WHAT TO PRODUCE:
Repeat the lines below exactly as they appear, but leave out the images.

RECORDS FOR THIS EXERCISE:
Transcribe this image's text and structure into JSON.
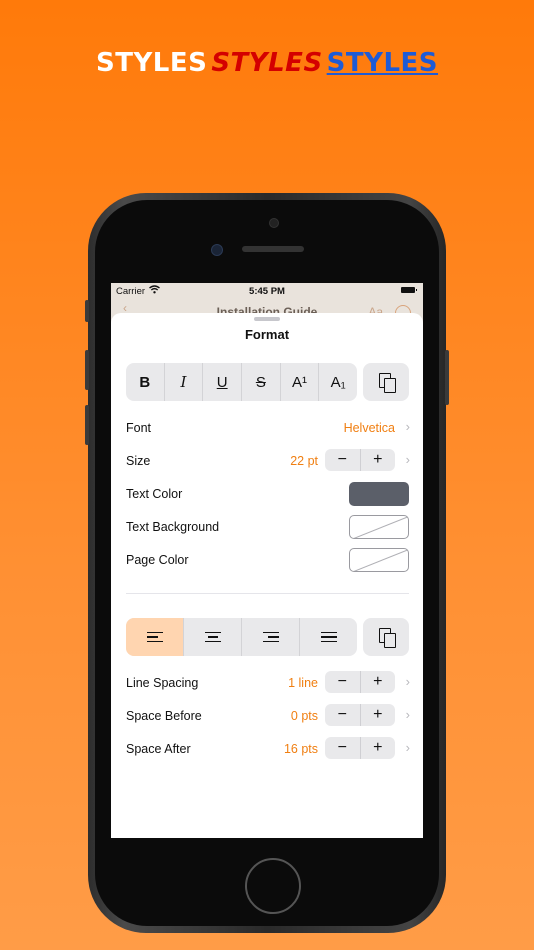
{
  "headline": {
    "word1": "STYLES",
    "word2": "STYLES",
    "word3": "STYLES"
  },
  "colors": {
    "accent": "#f07f12",
    "bg_top": "#ff7a0a",
    "bg_bottom": "#ff9c47",
    "text_color_swatch": "#5b5f69",
    "active_segment": "#ffd5b0"
  },
  "statusbar": {
    "carrier": "Carrier",
    "time": "5:45 PM",
    "wifi_icon": "wifi-icon",
    "battery_icon": "battery-icon"
  },
  "navbar": {
    "title": "Installation Guide",
    "aa_label": "Aa"
  },
  "sheet": {
    "title": "Format",
    "style_buttons": [
      "B",
      "I",
      "U",
      "S",
      "A¹",
      "A₁"
    ],
    "rows": {
      "font": {
        "label": "Font",
        "value": "Helvetica"
      },
      "size": {
        "label": "Size",
        "value": "22 pt"
      },
      "text_color": {
        "label": "Text Color"
      },
      "text_background": {
        "label": "Text Background"
      },
      "page_color": {
        "label": "Page Color"
      },
      "line_spacing": {
        "label": "Line Spacing",
        "value": "1 line"
      },
      "space_before": {
        "label": "Space Before",
        "value": "0 pts"
      },
      "space_after": {
        "label": "Space After",
        "value": "16 pts"
      }
    },
    "stepper": {
      "minus": "−",
      "plus": "+"
    },
    "chevron": "›",
    "alignment_selected": "left"
  }
}
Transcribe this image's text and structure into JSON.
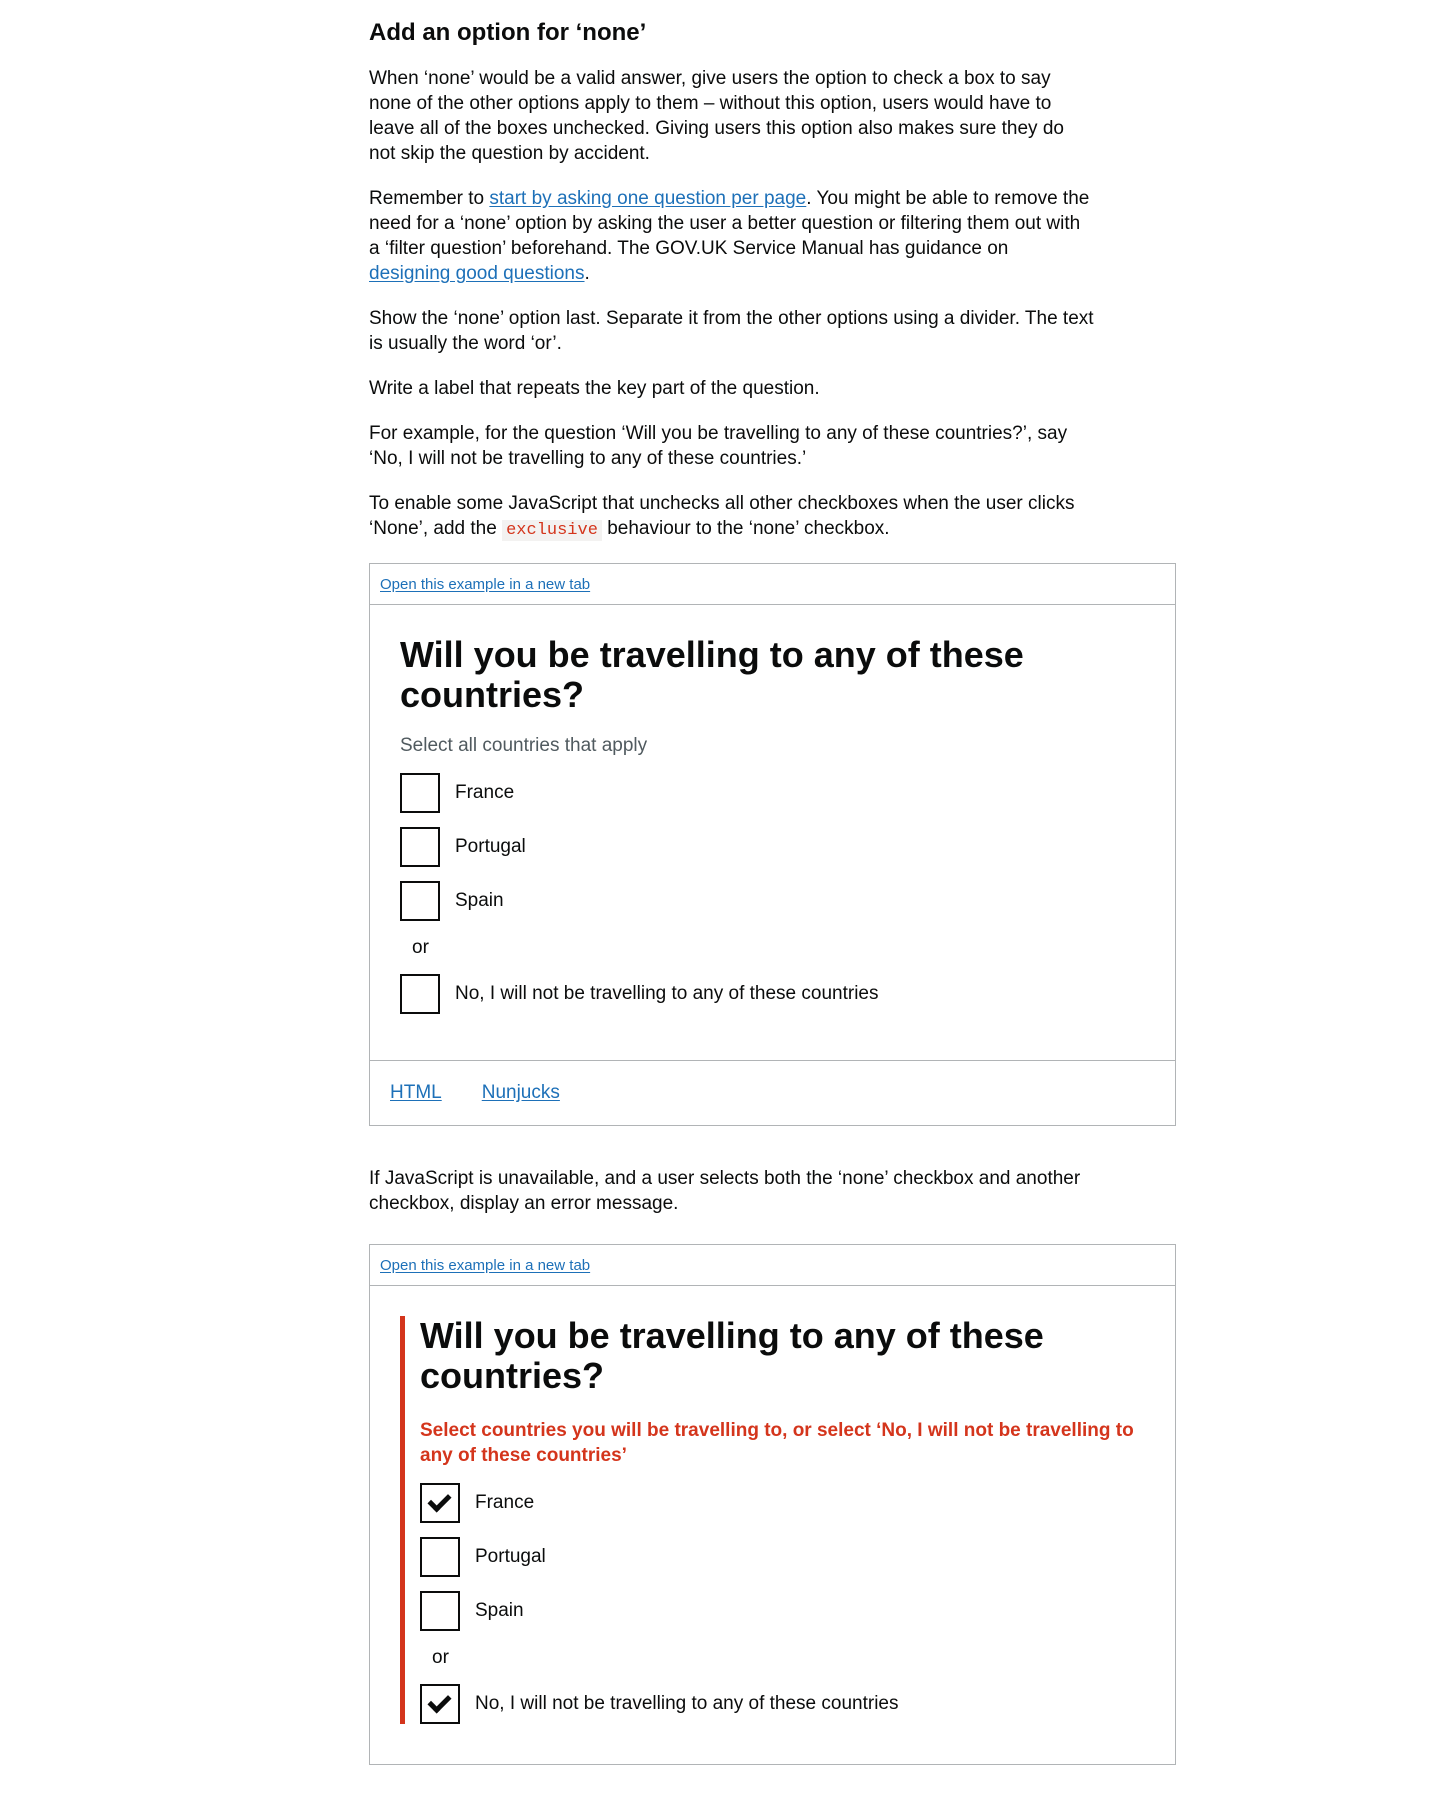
{
  "section_title": "Add an option for ‘none’",
  "p1": "When ‘none’ would be a valid answer, give users the option to check a box to say none of the other options apply to them – without this option, users would have to leave all of the boxes unchecked. Giving users this option also makes sure they do not skip the question by accident.",
  "p2": {
    "before": "Remember to ",
    "link1": "start by asking one question per page",
    "middle": ". You might be able to remove the need for a ‘none’ option by asking the user a better question or filtering them out with a ‘filter question’ beforehand. The GOV.UK Service Manual has guidance on ",
    "link2": "designing good questions",
    "after": "."
  },
  "p3": "Show the ‘none’ option last. Separate it from the other options using a divider. The text is usually the word ‘or’.",
  "p4": "Write a label that repeats the key part of the question.",
  "p5": "For example, for the question ‘Will you be travelling to any of these countries?’, say ‘No, I will not be travelling to any of these countries.’",
  "p6": {
    "before": "To enable some JavaScript that unchecks all other checkboxes when the user clicks ‘None’, add the ",
    "code": "exclusive",
    "after": " behaviour to the ‘none’ checkbox."
  },
  "example1": {
    "open_link": "Open this example in a new tab",
    "question": "Will you be travelling to any of these countries?",
    "hint": "Select all countries that apply",
    "options": [
      {
        "label": "France",
        "checked": false
      },
      {
        "label": "Portugal",
        "checked": false
      },
      {
        "label": "Spain",
        "checked": false
      }
    ],
    "divider": "or",
    "none_option": {
      "label": "No, I will not be travelling to any of these countries",
      "checked": false
    },
    "tabs": [
      "HTML",
      "Nunjucks"
    ]
  },
  "p7": "If JavaScript is unavailable, and a user selects both the ‘none’ checkbox and another checkbox, display an error message.",
  "example2": {
    "open_link": "Open this example in a new tab",
    "question": "Will you be travelling to any of these countries?",
    "error": "Select countries you will be travelling to, or select ‘No, I will not be travelling to any of these countries’",
    "options": [
      {
        "label": "France",
        "checked": true
      },
      {
        "label": "Portugal",
        "checked": false
      },
      {
        "label": "Spain",
        "checked": false
      }
    ],
    "divider": "or",
    "none_option": {
      "label": "No, I will not be travelling to any of these countries",
      "checked": true
    }
  },
  "colors": {
    "link": "#1d70b8",
    "error": "#d4351c",
    "text": "#0b0c0c",
    "hint": "#505a5f",
    "border": "#b1b4b6"
  }
}
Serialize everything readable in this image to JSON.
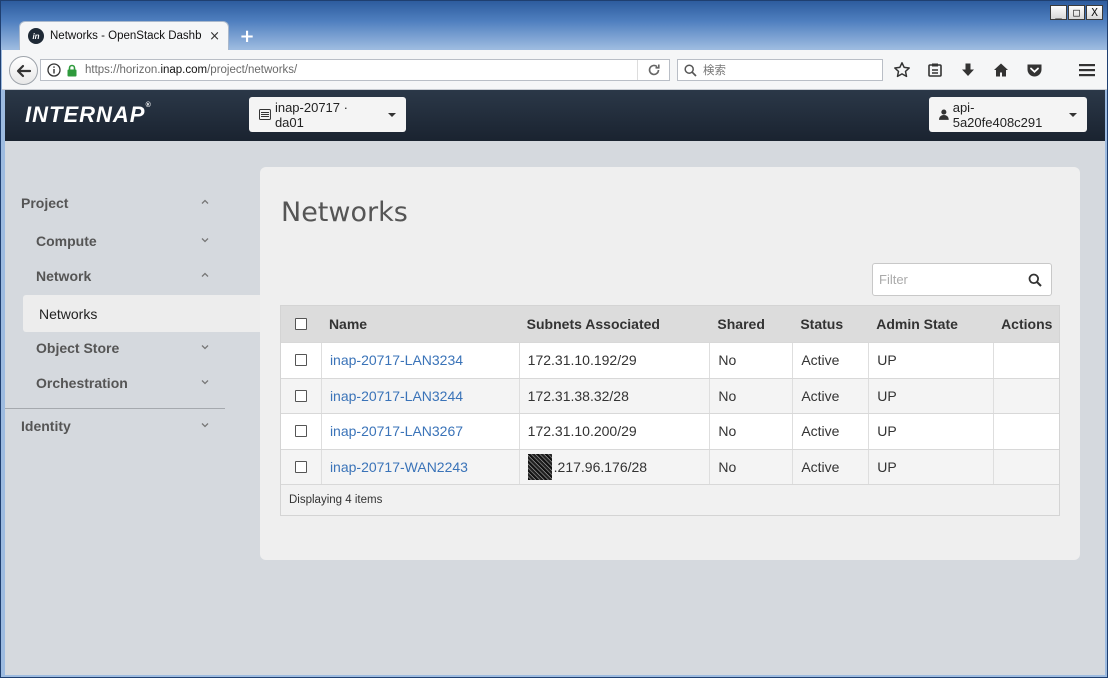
{
  "browser": {
    "window_controls": {
      "minimize": "_",
      "maximize": "□",
      "close": "X"
    },
    "tab": {
      "title": "Networks - OpenStack Dashb",
      "close": "×"
    },
    "new_tab": "+",
    "url": {
      "prefix": "https://horizon.",
      "domain": "inap.com",
      "path": "/project/networks/"
    },
    "search_placeholder": "検索"
  },
  "header": {
    "logo": "INTERNAP",
    "project_dropdown": "inap-20717 · da01",
    "user_dropdown": "api-5a20fe408c291"
  },
  "sidebar": {
    "project": "Project",
    "compute": "Compute",
    "network": "Network",
    "networks": "Networks",
    "object_store": "Object Store",
    "orchestration": "Orchestration",
    "identity": "Identity"
  },
  "page": {
    "title": "Networks",
    "filter_placeholder": "Filter"
  },
  "table": {
    "columns": [
      "Name",
      "Subnets Associated",
      "Shared",
      "Status",
      "Admin State",
      "Actions"
    ],
    "rows": [
      {
        "name": "inap-20717-LAN3234",
        "subnet": "172.31.10.192/29",
        "shared": "No",
        "status": "Active",
        "admin_state": "UP"
      },
      {
        "name": "inap-20717-LAN3244",
        "subnet": "172.31.38.32/28",
        "shared": "No",
        "status": "Active",
        "admin_state": "UP"
      },
      {
        "name": "inap-20717-LAN3267",
        "subnet": "172.31.10.200/29",
        "shared": "No",
        "status": "Active",
        "admin_state": "UP"
      },
      {
        "name": "inap-20717-WAN2243",
        "subnet": ".217.96.176/28",
        "shared": "No",
        "status": "Active",
        "admin_state": "UP"
      }
    ],
    "footer": "Displaying 4 items"
  },
  "colors": {
    "link": "#3a73b8",
    "header_bg": "#1f2a36",
    "content_bg": "#d5d9de",
    "panel_bg": "#efefef"
  }
}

WRITTEN RESPONSE:
Transcribe this image's text and structure into JSON.
{
  "headline": {
    "word1": "STYLES",
    "word2": "STYLES",
    "word3": "STYLES"
  },
  "colors": {
    "accent": "#f07f12",
    "bg_top": "#ff7a0a",
    "bg_bottom": "#ff9c47",
    "text_color_swatch": "#5b5f69",
    "active_segment": "#ffd5b0"
  },
  "statusbar": {
    "carrier": "Carrier",
    "time": "5:45 PM",
    "wifi_icon": "wifi-icon",
    "battery_icon": "battery-icon"
  },
  "navbar": {
    "title": "Installation Guide",
    "aa_label": "Aa"
  },
  "sheet": {
    "title": "Format",
    "style_buttons": [
      "B",
      "I",
      "U",
      "S",
      "A¹",
      "A₁"
    ],
    "rows": {
      "font": {
        "label": "Font",
        "value": "Helvetica"
      },
      "size": {
        "label": "Size",
        "value": "22 pt"
      },
      "text_color": {
        "label": "Text Color"
      },
      "text_background": {
        "label": "Text Background"
      },
      "page_color": {
        "label": "Page Color"
      },
      "line_spacing": {
        "label": "Line Spacing",
        "value": "1 line"
      },
      "space_before": {
        "label": "Space Before",
        "value": "0 pts"
      },
      "space_after": {
        "label": "Space After",
        "value": "16 pts"
      }
    },
    "stepper": {
      "minus": "−",
      "plus": "+"
    },
    "chevron": "›",
    "alignment_selected": "left"
  }
}
Transcribe this image's text and structure into JSON.
{
  "section_title": "Add an option for ‘none’",
  "p1": "When ‘none’ would be a valid answer, give users the option to check a box to say none of the other options apply to them – without this option, users would have to leave all of the boxes unchecked. Giving users this option also makes sure they do not skip the question by accident.",
  "p2": {
    "before": "Remember to ",
    "link1": "start by asking one question per page",
    "middle": ". You might be able to remove the need for a ‘none’ option by asking the user a better question or filtering them out with a ‘filter question’ beforehand. The GOV.UK Service Manual has guidance on ",
    "link2": "designing good questions",
    "after": "."
  },
  "p3": "Show the ‘none’ option last. Separate it from the other options using a divider. The text is usually the word ‘or’.",
  "p4": "Write a label that repeats the key part of the question.",
  "p5": "For example, for the question ‘Will you be travelling to any of these countries?’, say ‘No, I will not be travelling to any of these countries.’",
  "p6": {
    "before": "To enable some JavaScript that unchecks all other checkboxes when the user clicks ‘None’, add the ",
    "code": "exclusive",
    "after": " behaviour to the ‘none’ checkbox."
  },
  "example1": {
    "open_link": "Open this example in a new tab",
    "question": "Will you be travelling to any of these countries?",
    "hint": "Select all countries that apply",
    "options": [
      {
        "label": "France",
        "checked": false
      },
      {
        "label": "Portugal",
        "checked": false
      },
      {
        "label": "Spain",
        "checked": false
      }
    ],
    "divider": "or",
    "none_option": {
      "label": "No, I will not be travelling to any of these countries",
      "checked": false
    },
    "tabs": [
      "HTML",
      "Nunjucks"
    ]
  },
  "p7": "If JavaScript is unavailable, and a user selects both the ‘none’ checkbox and another checkbox, display an error message.",
  "example2": {
    "open_link": "Open this example in a new tab",
    "question": "Will you be travelling to any of these countries?",
    "error": "Select countries you will be travelling to, or select ‘No, I will not be travelling to any of these countries’",
    "options": [
      {
        "label": "France",
        "checked": true
      },
      {
        "label": "Portugal",
        "checked": false
      },
      {
        "label": "Spain",
        "checked": false
      }
    ],
    "divider": "or",
    "none_option": {
      "label": "No, I will not be travelling to any of these countries",
      "checked": true
    }
  },
  "colors": {
    "link": "#1d70b8",
    "error": "#d4351c",
    "text": "#0b0c0c",
    "hint": "#505a5f",
    "border": "#b1b4b6"
  }
}
Serialize everything readable in this image to JSON.
{
  "browser": {
    "window_controls": {
      "minimize": "_",
      "maximize": "□",
      "close": "X"
    },
    "tab": {
      "title": "Networks - OpenStack Dashb",
      "close": "×"
    },
    "new_tab": "+",
    "url": {
      "prefix": "https://horizon.",
      "domain": "inap.com",
      "path": "/project/networks/"
    },
    "search_placeholder": "検索"
  },
  "header": {
    "logo": "INTERNAP",
    "project_dropdown": "inap-20717 · da01",
    "user_dropdown": "api-5a20fe408c291"
  },
  "sidebar": {
    "project": "Project",
    "compute": "Compute",
    "network": "Network",
    "networks": "Networks",
    "object_store": "Object Store",
    "orchestration": "Orchestration",
    "identity": "Identity"
  },
  "page": {
    "title": "Networks",
    "filter_placeholder": "Filter"
  },
  "table": {
    "columns": [
      "Name",
      "Subnets Associated",
      "Shared",
      "Status",
      "Admin State",
      "Actions"
    ],
    "rows": [
      {
        "name": "inap-20717-LAN3234",
        "subnet": "172.31.10.192/29",
        "shared": "No",
        "status": "Active",
        "admin_state": "UP"
      },
      {
        "name": "inap-20717-LAN3244",
        "subnet": "172.31.38.32/28",
        "shared": "No",
        "status": "Active",
        "admin_state": "UP"
      },
      {
        "name": "inap-20717-LAN3267",
        "subnet": "172.31.10.200/29",
        "shared": "No",
        "status": "Active",
        "admin_state": "UP"
      },
      {
        "name": "inap-20717-WAN2243",
        "subnet": ".217.96.176/28",
        "shared": "No",
        "status": "Active",
        "admin_state": "UP"
      }
    ],
    "footer": "Displaying 4 items"
  },
  "colors": {
    "link": "#3a73b8",
    "header_bg": "#1f2a36",
    "content_bg": "#d5d9de",
    "panel_bg": "#efefef"
  }
}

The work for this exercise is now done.